Please give the listing again, word for word, with nothing left out.

........

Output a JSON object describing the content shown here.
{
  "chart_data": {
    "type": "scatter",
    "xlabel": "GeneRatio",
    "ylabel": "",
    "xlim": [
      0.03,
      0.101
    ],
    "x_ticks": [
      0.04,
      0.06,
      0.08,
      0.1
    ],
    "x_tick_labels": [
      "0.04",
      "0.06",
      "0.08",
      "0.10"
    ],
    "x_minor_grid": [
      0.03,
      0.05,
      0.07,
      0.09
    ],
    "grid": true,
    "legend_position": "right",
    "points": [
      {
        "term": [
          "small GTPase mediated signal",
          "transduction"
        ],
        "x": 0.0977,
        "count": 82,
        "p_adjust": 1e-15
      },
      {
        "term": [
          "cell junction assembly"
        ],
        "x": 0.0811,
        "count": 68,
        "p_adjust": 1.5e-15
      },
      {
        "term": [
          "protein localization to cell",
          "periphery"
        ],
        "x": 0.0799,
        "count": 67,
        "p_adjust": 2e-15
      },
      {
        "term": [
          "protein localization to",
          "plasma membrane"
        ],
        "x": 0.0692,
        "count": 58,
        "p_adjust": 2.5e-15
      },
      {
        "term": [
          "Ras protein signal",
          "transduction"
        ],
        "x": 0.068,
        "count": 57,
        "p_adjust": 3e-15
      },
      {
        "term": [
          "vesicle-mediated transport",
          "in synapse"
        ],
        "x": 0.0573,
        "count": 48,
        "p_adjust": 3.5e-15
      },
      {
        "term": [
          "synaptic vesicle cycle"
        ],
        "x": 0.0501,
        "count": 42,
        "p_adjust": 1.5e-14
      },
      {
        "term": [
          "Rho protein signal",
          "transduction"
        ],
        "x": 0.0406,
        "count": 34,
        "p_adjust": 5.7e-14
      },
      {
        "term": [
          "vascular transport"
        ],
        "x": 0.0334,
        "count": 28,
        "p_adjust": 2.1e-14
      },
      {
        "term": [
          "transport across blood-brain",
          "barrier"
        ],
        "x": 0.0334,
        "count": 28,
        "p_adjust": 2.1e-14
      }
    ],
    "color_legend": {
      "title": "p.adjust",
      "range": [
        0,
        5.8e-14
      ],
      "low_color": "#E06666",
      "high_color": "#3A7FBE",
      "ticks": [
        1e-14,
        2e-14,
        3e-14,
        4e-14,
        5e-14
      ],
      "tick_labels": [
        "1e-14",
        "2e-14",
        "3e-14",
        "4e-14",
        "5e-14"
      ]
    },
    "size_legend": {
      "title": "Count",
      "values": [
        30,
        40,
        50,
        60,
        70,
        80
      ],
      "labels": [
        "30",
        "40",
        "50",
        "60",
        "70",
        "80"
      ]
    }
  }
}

........

## ANSWER BOX:
Output a JSON object describing the content shown here.
{
  "chart_data": {
    "type": "scatter",
    "xlabel": "GeneRatio",
    "ylabel": "",
    "xlim": [
      0.03,
      0.101
    ],
    "x_ticks": [
      0.04,
      0.06,
      0.08,
      0.1
    ],
    "x_tick_labels": [
      "0.04",
      "0.06",
      "0.08",
      "0.10"
    ],
    "x_minor_grid": [
      0.03,
      0.05,
      0.07,
      0.09
    ],
    "grid": true,
    "legend_position": "right",
    "points": [
      {
        "term": [
          "small GTPase mediated signal",
          "transduction"
        ],
        "x": 0.0977,
        "count": 82,
        "p_adjust": 1e-15
      },
      {
        "term": [
          "cell junction assembly"
        ],
        "x": 0.0811,
        "count": 68,
        "p_adjust": 1.5e-15
      },
      {
        "term": [
          "protein localization to cell",
          "periphery"
        ],
        "x": 0.0799,
        "count": 67,
        "p_adjust": 2e-15
      },
      {
        "term": [
          "protein localization to",
          "plasma membrane"
        ],
        "x": 0.0692,
        "count": 58,
        "p_adjust": 2.5e-15
      },
      {
        "term": [
          "Ras protein signal",
          "transduction"
        ],
        "x": 0.068,
        "count": 57,
        "p_adjust": 3e-15
      },
      {
        "term": [
          "vesicle-mediated transport",
          "in synapse"
        ],
        "x": 0.0573,
        "count": 48,
        "p_adjust": 3.5e-15
      },
      {
        "term": [
          "synaptic vesicle cycle"
        ],
        "x": 0.0501,
        "count": 42,
        "p_adjust": 1.5e-14
      },
      {
        "term": [
          "Rho protein signal",
          "transduction"
        ],
        "x": 0.0406,
        "count": 34,
        "p_adjust": 5.7e-14
      },
      {
        "term": [
          "vascular transport"
        ],
        "x": 0.0334,
        "count": 28,
        "p_adjust": 2.1e-14
      },
      {
        "term": [
          "transport across blood-brain",
          "barrier"
        ],
        "x": 0.0334,
        "count": 28,
        "p_adjust": 2.1e-14
      }
    ],
    "color_legend": {
      "title": "p.adjust",
      "range": [
        0,
        5.8e-14
      ],
      "low_color": "#E06666",
      "high_color": "#3A7FBE",
      "ticks": [
        1e-14,
        2e-14,
        3e-14,
        4e-14,
        5e-14
      ],
      "tick_labels": [
        "1e-14",
        "2e-14",
        "3e-14",
        "4e-14",
        "5e-14"
      ]
    },
    "size_legend": {
      "title": "Count",
      "values": [
        30,
        40,
        50,
        60,
        70,
        80
      ],
      "labels": [
        "30",
        "40",
        "50",
        "60",
        "70",
        "80"
      ]
    }
  }
}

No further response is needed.